start Given data
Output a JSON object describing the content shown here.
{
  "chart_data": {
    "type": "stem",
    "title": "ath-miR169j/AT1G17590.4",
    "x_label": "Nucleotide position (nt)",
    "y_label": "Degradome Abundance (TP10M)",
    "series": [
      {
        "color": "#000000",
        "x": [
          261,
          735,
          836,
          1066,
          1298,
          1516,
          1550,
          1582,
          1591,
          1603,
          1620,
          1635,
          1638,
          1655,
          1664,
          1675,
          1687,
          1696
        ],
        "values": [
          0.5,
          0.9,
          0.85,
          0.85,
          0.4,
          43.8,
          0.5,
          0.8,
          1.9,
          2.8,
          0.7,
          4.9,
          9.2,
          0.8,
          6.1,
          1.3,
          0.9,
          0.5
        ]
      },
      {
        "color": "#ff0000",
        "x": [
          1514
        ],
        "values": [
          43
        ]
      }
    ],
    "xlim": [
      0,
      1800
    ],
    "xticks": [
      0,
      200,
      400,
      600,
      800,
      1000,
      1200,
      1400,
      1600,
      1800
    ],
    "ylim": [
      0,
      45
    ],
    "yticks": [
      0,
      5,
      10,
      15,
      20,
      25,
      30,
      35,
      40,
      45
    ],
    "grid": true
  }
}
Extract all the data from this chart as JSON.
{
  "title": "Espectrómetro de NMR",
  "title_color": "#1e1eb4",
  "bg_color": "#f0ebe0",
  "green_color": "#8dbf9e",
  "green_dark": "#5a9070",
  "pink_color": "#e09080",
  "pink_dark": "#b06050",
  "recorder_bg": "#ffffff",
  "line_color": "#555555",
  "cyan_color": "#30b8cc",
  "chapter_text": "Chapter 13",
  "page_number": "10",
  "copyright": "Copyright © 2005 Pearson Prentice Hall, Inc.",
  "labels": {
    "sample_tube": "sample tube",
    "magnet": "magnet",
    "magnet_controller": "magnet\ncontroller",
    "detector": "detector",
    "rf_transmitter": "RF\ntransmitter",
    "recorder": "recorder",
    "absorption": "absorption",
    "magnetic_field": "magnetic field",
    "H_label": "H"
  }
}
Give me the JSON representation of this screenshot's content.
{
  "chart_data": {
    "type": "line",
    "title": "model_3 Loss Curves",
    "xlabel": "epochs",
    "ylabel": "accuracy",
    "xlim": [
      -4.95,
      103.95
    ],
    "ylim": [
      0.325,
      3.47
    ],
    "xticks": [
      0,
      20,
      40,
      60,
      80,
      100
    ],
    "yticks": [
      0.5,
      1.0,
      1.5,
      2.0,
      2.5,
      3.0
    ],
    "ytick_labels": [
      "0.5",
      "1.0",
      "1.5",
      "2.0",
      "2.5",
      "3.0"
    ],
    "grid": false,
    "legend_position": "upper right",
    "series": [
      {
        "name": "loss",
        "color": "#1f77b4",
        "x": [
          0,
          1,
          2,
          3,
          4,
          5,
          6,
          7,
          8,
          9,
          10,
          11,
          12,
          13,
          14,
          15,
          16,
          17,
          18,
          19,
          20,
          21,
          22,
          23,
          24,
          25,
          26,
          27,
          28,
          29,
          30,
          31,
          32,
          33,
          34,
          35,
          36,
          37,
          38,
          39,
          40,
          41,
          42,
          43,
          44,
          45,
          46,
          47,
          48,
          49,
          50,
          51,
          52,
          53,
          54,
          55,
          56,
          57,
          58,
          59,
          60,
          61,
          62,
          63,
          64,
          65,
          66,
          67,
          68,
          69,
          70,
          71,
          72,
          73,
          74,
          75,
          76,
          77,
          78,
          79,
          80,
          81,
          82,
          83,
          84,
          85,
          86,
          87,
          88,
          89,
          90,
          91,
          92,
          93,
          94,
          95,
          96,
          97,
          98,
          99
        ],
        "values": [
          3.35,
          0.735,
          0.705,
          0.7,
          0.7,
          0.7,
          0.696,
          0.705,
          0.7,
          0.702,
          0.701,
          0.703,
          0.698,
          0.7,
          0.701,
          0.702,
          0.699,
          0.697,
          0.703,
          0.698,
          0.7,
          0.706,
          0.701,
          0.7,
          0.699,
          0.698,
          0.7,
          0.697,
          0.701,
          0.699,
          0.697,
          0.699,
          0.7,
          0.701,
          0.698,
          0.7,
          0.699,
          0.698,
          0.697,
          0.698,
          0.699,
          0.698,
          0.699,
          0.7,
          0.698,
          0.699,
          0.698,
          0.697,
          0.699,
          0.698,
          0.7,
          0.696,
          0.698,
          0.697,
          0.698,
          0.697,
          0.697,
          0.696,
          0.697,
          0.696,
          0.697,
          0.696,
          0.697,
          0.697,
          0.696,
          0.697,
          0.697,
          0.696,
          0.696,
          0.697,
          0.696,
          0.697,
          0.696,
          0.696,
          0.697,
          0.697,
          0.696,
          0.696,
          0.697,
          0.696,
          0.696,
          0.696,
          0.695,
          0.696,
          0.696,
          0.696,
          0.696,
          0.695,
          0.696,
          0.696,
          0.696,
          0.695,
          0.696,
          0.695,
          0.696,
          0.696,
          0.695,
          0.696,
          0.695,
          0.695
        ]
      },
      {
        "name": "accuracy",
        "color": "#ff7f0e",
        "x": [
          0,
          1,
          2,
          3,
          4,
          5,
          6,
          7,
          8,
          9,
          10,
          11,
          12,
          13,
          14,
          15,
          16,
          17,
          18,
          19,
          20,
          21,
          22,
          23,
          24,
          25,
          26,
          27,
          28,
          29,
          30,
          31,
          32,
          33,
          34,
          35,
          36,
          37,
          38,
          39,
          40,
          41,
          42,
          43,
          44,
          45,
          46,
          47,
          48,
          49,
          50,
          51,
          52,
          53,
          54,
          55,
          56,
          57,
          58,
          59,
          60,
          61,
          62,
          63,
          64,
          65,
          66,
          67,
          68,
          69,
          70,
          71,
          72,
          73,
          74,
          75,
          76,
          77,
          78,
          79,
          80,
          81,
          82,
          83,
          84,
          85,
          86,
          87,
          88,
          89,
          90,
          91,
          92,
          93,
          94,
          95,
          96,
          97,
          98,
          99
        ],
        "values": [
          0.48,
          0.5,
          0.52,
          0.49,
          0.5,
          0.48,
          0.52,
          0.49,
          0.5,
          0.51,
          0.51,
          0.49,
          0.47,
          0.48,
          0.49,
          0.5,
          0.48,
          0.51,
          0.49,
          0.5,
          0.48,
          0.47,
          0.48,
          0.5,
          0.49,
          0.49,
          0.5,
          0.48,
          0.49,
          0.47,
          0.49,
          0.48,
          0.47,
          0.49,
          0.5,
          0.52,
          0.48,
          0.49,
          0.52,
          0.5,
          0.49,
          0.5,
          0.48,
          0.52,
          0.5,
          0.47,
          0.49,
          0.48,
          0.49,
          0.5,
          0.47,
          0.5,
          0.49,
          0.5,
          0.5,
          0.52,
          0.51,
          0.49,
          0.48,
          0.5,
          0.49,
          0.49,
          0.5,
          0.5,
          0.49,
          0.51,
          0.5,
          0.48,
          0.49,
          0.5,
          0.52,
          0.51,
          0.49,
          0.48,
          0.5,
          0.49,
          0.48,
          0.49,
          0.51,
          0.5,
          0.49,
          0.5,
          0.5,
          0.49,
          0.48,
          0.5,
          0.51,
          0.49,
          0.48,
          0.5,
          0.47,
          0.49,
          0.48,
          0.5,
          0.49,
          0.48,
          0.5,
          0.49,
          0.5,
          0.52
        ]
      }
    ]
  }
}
end Given data
== Stated goal ==
Reproduce each record exactly as it appears.

== Full response ==
Output a JSON object describing the content shown here.
{
  "chart_data": {
    "type": "stem",
    "title": "ath-miR169j/AT1G17590.4",
    "x_label": "Nucleotide position (nt)",
    "y_label": "Degradome Abundance (TP10M)",
    "series": [
      {
        "color": "#000000",
        "x": [
          261,
          735,
          836,
          1066,
          1298,
          1516,
          1550,
          1582,
          1591,
          1603,
          1620,
          1635,
          1638,
          1655,
          1664,
          1675,
          1687,
          1696
        ],
        "values": [
          0.5,
          0.9,
          0.85,
          0.85,
          0.4,
          43.8,
          0.5,
          0.8,
          1.9,
          2.8,
          0.7,
          4.9,
          9.2,
          0.8,
          6.1,
          1.3,
          0.9,
          0.5
        ]
      },
      {
        "color": "#ff0000",
        "x": [
          1514
        ],
        "values": [
          43
        ]
      }
    ],
    "xlim": [
      0,
      1800
    ],
    "xticks": [
      0,
      200,
      400,
      600,
      800,
      1000,
      1200,
      1400,
      1600,
      1800
    ],
    "ylim": [
      0,
      45
    ],
    "yticks": [
      0,
      5,
      10,
      15,
      20,
      25,
      30,
      35,
      40,
      45
    ],
    "grid": true
  }
}
Extract all the data from this chart as JSON.
{
  "title": "Espectrómetro de NMR",
  "title_color": "#1e1eb4",
  "bg_color": "#f0ebe0",
  "green_color": "#8dbf9e",
  "green_dark": "#5a9070",
  "pink_color": "#e09080",
  "pink_dark": "#b06050",
  "recorder_bg": "#ffffff",
  "line_color": "#555555",
  "cyan_color": "#30b8cc",
  "chapter_text": "Chapter 13",
  "page_number": "10",
  "copyright": "Copyright © 2005 Pearson Prentice Hall, Inc.",
  "labels": {
    "sample_tube": "sample tube",
    "magnet": "magnet",
    "magnet_controller": "magnet\ncontroller",
    "detector": "detector",
    "rf_transmitter": "RF\ntransmitter",
    "recorder": "recorder",
    "absorption": "absorption",
    "magnetic_field": "magnetic field",
    "H_label": "H"
  }
}
Give me the JSON representation of this screenshot's content.
{
  "chart_data": {
    "type": "line",
    "title": "model_3 Loss Curves",
    "xlabel": "epochs",
    "ylabel": "accuracy",
    "xlim": [
      -4.95,
      103.95
    ],
    "ylim": [
      0.325,
      3.47
    ],
    "xticks": [
      0,
      20,
      40,
      60,
      80,
      100
    ],
    "yticks": [
      0.5,
      1.0,
      1.5,
      2.0,
      2.5,
      3.0
    ],
    "ytick_labels": [
      "0.5",
      "1.0",
      "1.5",
      "2.0",
      "2.5",
      "3.0"
    ],
    "grid": false,
    "legend_position": "upper right",
    "series": [
      {
        "name": "loss",
        "color": "#1f77b4",
        "x": [
          0,
          1,
          2,
          3,
          4,
          5,
          6,
          7,
          8,
          9,
          10,
          11,
          12,
          13,
          14,
          15,
          16,
          17,
          18,
          19,
          20,
          21,
          22,
          23,
          24,
          25,
          26,
          27,
          28,
          29,
          30,
          31,
          32,
          33,
          34,
          35,
          36,
          37,
          38,
          39,
          40,
          41,
          42,
          43,
          44,
          45,
          46,
          47,
          48,
          49,
          50,
          51,
          52,
          53,
          54,
          55,
          56,
          57,
          58,
          59,
          60,
          61,
          62,
          63,
          64,
          65,
          66,
          67,
          68,
          69,
          70,
          71,
          72,
          73,
          74,
          75,
          76,
          77,
          78,
          79,
          80,
          81,
          82,
          83,
          84,
          85,
          86,
          87,
          88,
          89,
          90,
          91,
          92,
          93,
          94,
          95,
          96,
          97,
          98,
          99
        ],
        "values": [
          3.35,
          0.735,
          0.705,
          0.7,
          0.7,
          0.7,
          0.696,
          0.705,
          0.7,
          0.702,
          0.701,
          0.703,
          0.698,
          0.7,
          0.701,
          0.702,
          0.699,
          0.697,
          0.703,
          0.698,
          0.7,
          0.706,
          0.701,
          0.7,
          0.699,
          0.698,
          0.7,
          0.697,
          0.701,
          0.699,
          0.697,
          0.699,
          0.7,
          0.701,
          0.698,
          0.7,
          0.699,
          0.698,
          0.697,
          0.698,
          0.699,
          0.698,
          0.699,
          0.7,
          0.698,
          0.699,
          0.698,
          0.697,
          0.699,
          0.698,
          0.7,
          0.696,
          0.698,
          0.697,
          0.698,
          0.697,
          0.697,
          0.696,
          0.697,
          0.696,
          0.697,
          0.696,
          0.697,
          0.697,
          0.696,
          0.697,
          0.697,
          0.696,
          0.696,
          0.697,
          0.696,
          0.697,
          0.696,
          0.696,
          0.697,
          0.697,
          0.696,
          0.696,
          0.697,
          0.696,
          0.696,
          0.696,
          0.695,
          0.696,
          0.696,
          0.696,
          0.696,
          0.695,
          0.696,
          0.696,
          0.696,
          0.695,
          0.696,
          0.695,
          0.696,
          0.696,
          0.695,
          0.696,
          0.695,
          0.695
        ]
      },
      {
        "name": "accuracy",
        "color": "#ff7f0e",
        "x": [
          0,
          1,
          2,
          3,
          4,
          5,
          6,
          7,
          8,
          9,
          10,
          11,
          12,
          13,
          14,
          15,
          16,
          17,
          18,
          19,
          20,
          21,
          22,
          23,
          24,
          25,
          26,
          27,
          28,
          29,
          30,
          31,
          32,
          33,
          34,
          35,
          36,
          37,
          38,
          39,
          40,
          41,
          42,
          43,
          44,
          45,
          46,
          47,
          48,
          49,
          50,
          51,
          52,
          53,
          54,
          55,
          56,
          57,
          58,
          59,
          60,
          61,
          62,
          63,
          64,
          65,
          66,
          67,
          68,
          69,
          70,
          71,
          72,
          73,
          74,
          75,
          76,
          77,
          78,
          79,
          80,
          81,
          82,
          83,
          84,
          85,
          86,
          87,
          88,
          89,
          90,
          91,
          92,
          93,
          94,
          95,
          96,
          97,
          98,
          99
        ],
        "values": [
          0.48,
          0.5,
          0.52,
          0.49,
          0.5,
          0.48,
          0.52,
          0.49,
          0.5,
          0.51,
          0.51,
          0.49,
          0.47,
          0.48,
          0.49,
          0.5,
          0.48,
          0.51,
          0.49,
          0.5,
          0.48,
          0.47,
          0.48,
          0.5,
          0.49,
          0.49,
          0.5,
          0.48,
          0.49,
          0.47,
          0.49,
          0.48,
          0.47,
          0.49,
          0.5,
          0.52,
          0.48,
          0.49,
          0.52,
          0.5,
          0.49,
          0.5,
          0.48,
          0.52,
          0.5,
          0.47,
          0.49,
          0.48,
          0.49,
          0.5,
          0.47,
          0.5,
          0.49,
          0.5,
          0.5,
          0.52,
          0.51,
          0.49,
          0.48,
          0.5,
          0.49,
          0.49,
          0.5,
          0.5,
          0.49,
          0.51,
          0.5,
          0.48,
          0.49,
          0.5,
          0.52,
          0.51,
          0.49,
          0.48,
          0.5,
          0.49,
          0.48,
          0.49,
          0.51,
          0.5,
          0.49,
          0.5,
          0.5,
          0.49,
          0.48,
          0.5,
          0.51,
          0.49,
          0.48,
          0.5,
          0.47,
          0.49,
          0.48,
          0.5,
          0.49,
          0.48,
          0.5,
          0.49,
          0.5,
          0.52
        ]
      }
    ]
  }
}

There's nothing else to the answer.